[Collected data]
>>>>>
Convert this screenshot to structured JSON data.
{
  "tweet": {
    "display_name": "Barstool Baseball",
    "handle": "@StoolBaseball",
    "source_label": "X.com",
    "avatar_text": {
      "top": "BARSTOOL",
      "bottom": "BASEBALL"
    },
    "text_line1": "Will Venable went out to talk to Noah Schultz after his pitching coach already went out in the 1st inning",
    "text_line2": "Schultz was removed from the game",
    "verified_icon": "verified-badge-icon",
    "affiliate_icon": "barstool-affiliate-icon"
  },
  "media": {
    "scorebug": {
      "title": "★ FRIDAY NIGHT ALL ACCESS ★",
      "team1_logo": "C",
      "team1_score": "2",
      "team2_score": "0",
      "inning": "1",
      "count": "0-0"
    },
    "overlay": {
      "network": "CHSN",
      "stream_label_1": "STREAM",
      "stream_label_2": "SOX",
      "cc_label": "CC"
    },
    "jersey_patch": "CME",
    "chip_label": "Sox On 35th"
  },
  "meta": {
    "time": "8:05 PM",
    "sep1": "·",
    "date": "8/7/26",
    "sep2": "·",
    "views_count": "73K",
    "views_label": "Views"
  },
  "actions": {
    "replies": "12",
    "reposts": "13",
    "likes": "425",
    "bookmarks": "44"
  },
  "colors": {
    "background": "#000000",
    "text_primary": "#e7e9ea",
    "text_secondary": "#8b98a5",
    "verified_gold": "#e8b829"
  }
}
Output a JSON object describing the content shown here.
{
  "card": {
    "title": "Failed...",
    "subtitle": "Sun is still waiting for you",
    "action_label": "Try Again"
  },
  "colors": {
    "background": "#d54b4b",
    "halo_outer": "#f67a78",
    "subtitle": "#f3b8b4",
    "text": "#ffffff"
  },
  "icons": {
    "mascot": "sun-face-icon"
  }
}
<<<<<
**AIM:** Return from the data every line that holds "JSON".

**EXERCISE SOLUTION:**
Convert this screenshot to structured JSON data.
Output a JSON object describing the content shown here.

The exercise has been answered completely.